begin
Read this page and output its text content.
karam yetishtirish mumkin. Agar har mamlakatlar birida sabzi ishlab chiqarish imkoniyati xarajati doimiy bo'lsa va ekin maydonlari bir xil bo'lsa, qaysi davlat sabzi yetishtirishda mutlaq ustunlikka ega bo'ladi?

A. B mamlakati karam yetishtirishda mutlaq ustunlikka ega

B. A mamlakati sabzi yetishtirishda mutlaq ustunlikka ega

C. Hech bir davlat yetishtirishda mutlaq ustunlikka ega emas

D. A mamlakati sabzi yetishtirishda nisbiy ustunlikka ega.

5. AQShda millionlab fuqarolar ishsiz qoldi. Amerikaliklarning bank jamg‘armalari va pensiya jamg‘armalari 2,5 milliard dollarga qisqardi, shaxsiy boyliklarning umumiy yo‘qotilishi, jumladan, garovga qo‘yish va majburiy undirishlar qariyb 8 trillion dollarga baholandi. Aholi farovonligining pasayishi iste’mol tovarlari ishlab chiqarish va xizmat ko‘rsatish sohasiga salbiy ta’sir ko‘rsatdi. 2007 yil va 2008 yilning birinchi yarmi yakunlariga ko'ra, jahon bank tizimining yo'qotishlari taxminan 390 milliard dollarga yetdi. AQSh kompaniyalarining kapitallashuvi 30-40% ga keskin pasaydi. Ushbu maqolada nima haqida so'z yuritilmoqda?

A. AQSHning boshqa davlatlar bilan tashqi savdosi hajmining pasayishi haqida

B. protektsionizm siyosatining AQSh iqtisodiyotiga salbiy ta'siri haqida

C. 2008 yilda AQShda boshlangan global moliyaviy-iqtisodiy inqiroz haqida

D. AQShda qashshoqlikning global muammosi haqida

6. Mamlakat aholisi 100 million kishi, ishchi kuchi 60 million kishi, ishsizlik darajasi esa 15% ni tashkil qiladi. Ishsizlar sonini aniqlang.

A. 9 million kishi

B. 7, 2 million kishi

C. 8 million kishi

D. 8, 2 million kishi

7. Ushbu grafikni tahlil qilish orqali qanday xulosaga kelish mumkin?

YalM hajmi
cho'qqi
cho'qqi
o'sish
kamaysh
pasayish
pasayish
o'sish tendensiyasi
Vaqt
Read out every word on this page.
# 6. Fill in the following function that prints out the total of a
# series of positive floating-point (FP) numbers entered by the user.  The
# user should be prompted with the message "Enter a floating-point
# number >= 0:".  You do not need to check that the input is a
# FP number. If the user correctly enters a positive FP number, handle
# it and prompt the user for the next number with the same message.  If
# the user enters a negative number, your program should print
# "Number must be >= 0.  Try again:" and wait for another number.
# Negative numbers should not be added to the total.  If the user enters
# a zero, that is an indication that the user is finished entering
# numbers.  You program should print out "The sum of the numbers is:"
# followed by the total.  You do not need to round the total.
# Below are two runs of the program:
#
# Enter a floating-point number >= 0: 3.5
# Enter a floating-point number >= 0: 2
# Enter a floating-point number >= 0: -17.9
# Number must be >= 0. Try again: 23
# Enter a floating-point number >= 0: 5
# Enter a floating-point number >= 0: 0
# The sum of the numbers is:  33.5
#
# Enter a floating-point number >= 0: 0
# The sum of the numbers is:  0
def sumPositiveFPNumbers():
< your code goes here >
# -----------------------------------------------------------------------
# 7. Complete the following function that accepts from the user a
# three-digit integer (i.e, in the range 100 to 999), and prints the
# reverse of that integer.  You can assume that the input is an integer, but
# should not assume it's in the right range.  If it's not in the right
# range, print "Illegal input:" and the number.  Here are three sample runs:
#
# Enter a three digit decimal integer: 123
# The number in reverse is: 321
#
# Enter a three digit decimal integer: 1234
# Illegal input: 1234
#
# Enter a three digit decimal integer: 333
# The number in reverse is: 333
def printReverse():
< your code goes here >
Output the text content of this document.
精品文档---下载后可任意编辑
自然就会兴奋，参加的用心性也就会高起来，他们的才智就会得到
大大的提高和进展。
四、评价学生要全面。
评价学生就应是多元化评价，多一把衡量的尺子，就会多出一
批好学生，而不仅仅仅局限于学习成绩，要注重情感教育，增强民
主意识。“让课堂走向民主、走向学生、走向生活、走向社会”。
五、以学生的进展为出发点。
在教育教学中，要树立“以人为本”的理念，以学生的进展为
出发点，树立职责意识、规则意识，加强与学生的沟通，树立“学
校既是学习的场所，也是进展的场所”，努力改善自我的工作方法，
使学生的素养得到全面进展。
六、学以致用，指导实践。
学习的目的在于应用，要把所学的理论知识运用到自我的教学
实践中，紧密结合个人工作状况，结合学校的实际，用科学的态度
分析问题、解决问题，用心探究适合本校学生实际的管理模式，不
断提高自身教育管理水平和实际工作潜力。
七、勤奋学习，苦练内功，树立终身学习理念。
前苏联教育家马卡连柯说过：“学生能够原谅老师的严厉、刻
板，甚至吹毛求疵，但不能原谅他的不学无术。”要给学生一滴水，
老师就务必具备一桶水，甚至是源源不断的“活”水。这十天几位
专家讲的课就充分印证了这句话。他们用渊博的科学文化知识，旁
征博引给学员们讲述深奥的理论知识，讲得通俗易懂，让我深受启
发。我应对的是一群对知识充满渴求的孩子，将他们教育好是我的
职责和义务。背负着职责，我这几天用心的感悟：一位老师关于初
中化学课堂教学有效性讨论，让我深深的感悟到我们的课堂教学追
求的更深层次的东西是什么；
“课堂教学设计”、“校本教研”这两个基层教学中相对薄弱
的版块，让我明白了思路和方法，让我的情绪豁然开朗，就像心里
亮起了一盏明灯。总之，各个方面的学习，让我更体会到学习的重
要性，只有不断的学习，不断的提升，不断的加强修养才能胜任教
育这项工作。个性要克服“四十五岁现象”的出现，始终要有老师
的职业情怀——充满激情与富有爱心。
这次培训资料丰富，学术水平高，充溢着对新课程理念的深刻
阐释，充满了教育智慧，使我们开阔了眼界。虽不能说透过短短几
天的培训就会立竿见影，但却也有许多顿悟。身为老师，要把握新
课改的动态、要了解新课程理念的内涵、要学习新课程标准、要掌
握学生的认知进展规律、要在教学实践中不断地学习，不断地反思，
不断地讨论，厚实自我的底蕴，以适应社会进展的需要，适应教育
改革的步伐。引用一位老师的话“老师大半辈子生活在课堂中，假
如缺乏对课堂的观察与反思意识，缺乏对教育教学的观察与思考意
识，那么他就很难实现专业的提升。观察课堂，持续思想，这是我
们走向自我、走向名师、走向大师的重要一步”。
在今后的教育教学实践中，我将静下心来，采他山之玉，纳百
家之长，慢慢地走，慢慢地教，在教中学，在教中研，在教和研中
end
▸ **EXERCISE**: Repeat, without changes, every line from the one that contains "Output the text content of this document." through the final line of the data.

▸ **EXPECTED OUTPUT**:
Output the text content of this document.
精品文档---下载后可任意编辑
自然就会兴奋，参加的用心性也就会高起来，他们的才智就会得到
大大的提高和进展。
四、评价学生要全面。
评价学生就应是多元化评价，多一把衡量的尺子，就会多出一
批好学生，而不仅仅仅局限于学习成绩，要注重情感教育，增强民
主意识。“让课堂走向民主、走向学生、走向生活、走向社会”。
五、以学生的进展为出发点。
在教育教学中，要树立“以人为本”的理念，以学生的进展为
出发点，树立职责意识、规则意识，加强与学生的沟通，树立“学
校既是学习的场所，也是进展的场所”，努力改善自我的工作方法，
使学生的素养得到全面进展。
六、学以致用，指导实践。
学习的目的在于应用，要把所学的理论知识运用到自我的教学
实践中，紧密结合个人工作状况，结合学校的实际，用科学的态度
分析问题、解决问题，用心探究适合本校学生实际的管理模式，不
断提高自身教育管理水平和实际工作潜力。
七、勤奋学习，苦练内功，树立终身学习理念。
前苏联教育家马卡连柯说过：“学生能够原谅老师的严厉、刻
板，甚至吹毛求疵，但不能原谅他的不学无术。”要给学生一滴水，
老师就务必具备一桶水，甚至是源源不断的“活”水。这十天几位
专家讲的课就充分印证了这句话。他们用渊博的科学文化知识，旁
征博引给学员们讲述深奥的理论知识，讲得通俗易懂，让我深受启
发。我应对的是一群对知识充满渴求的孩子，将他们教育好是我的
职责和义务。背负着职责，我这几天用心的感悟：一位老师关于初
中化学课堂教学有效性讨论，让我深深的感悟到我们的课堂教学追
求的更深层次的东西是什么；
“课堂教学设计”、“校本教研”这两个基层教学中相对薄弱
的版块，让我明白了思路和方法，让我的情绪豁然开朗，就像心里
亮起了一盏明灯。总之，各个方面的学习，让我更体会到学习的重
要性，只有不断的学习，不断的提升，不断的加强修养才能胜任教
育这项工作。个性要克服“四十五岁现象”的出现，始终要有老师
的职业情怀——充满激情与富有爱心。
这次培训资料丰富，学术水平高，充溢着对新课程理念的深刻
阐释，充满了教育智慧，使我们开阔了眼界。虽不能说透过短短几
天的培训就会立竿见影，但却也有许多顿悟。身为老师，要把握新
课改的动态、要了解新课程理念的内涵、要学习新课程标准、要掌
握学生的认知进展规律、要在教学实践中不断地学习，不断地反思，
不断地讨论，厚实自我的底蕴，以适应社会进展的需要，适应教育
改革的步伐。引用一位老师的话“老师大半辈子生活在课堂中，假
如缺乏对课堂的观察与反思意识，缺乏对教育教学的观察与思考意
识，那么他就很难实现专业的提升。观察课堂，持续思想，这是我
们走向自我、走向名师、走向大师的重要一步”。
在今后的教育教学实践中，我将静下心来，采他山之玉，纳百
家之长，慢慢地走，慢慢地教，在教中学，在教中研，在教和研中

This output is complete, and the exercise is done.